→ **Work to do**
Locate the string "frac" in the records below. Copy every line where it occurs.

Records:

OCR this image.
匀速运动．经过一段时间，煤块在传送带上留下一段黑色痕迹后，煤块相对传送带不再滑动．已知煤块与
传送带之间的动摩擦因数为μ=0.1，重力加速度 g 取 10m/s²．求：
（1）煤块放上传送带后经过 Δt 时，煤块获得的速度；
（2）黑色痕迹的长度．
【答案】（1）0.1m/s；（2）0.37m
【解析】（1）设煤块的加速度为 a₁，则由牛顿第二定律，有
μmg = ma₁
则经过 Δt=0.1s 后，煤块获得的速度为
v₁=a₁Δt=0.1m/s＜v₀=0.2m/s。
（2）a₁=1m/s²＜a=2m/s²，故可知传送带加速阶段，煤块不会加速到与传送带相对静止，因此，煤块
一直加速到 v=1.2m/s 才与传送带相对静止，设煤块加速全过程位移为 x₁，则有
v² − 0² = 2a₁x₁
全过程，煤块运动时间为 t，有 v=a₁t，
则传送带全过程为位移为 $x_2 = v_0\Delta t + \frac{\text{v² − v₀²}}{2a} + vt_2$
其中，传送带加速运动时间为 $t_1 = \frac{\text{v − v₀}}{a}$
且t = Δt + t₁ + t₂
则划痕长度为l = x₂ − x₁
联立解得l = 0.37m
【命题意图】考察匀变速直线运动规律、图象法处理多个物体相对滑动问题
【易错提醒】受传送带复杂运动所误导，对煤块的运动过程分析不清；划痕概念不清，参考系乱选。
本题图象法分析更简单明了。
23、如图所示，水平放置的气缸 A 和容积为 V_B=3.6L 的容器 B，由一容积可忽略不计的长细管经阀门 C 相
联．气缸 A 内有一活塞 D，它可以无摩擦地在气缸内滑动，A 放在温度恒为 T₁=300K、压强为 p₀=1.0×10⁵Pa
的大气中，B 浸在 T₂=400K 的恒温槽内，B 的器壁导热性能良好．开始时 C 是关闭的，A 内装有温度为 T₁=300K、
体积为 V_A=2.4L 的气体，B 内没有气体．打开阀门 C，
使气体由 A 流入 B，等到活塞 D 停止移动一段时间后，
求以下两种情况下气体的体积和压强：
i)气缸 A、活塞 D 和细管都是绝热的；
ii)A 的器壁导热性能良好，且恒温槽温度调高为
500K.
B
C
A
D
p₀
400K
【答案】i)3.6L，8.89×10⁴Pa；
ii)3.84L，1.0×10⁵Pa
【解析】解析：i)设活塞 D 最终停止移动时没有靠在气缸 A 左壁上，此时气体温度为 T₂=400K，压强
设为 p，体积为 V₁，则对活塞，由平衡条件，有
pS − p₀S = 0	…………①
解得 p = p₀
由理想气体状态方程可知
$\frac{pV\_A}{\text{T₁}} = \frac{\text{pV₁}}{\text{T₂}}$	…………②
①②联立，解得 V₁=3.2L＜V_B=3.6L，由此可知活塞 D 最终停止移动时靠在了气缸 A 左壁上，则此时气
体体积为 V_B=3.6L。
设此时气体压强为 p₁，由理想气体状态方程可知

→ **Problem solution**
则传送带全过程为位移为 $x_2 = v_0\Delta t + \frac{\text{v² − v₀²}}{2a} + vt_2$
其中，传送带加速运动时间为 $t_1 = \frac{\text{v − v₀}}{a}$
$\frac{pV\_A}{\text{T₁}} = \frac{\text{pV₁}}{\text{T₂}}$	…………②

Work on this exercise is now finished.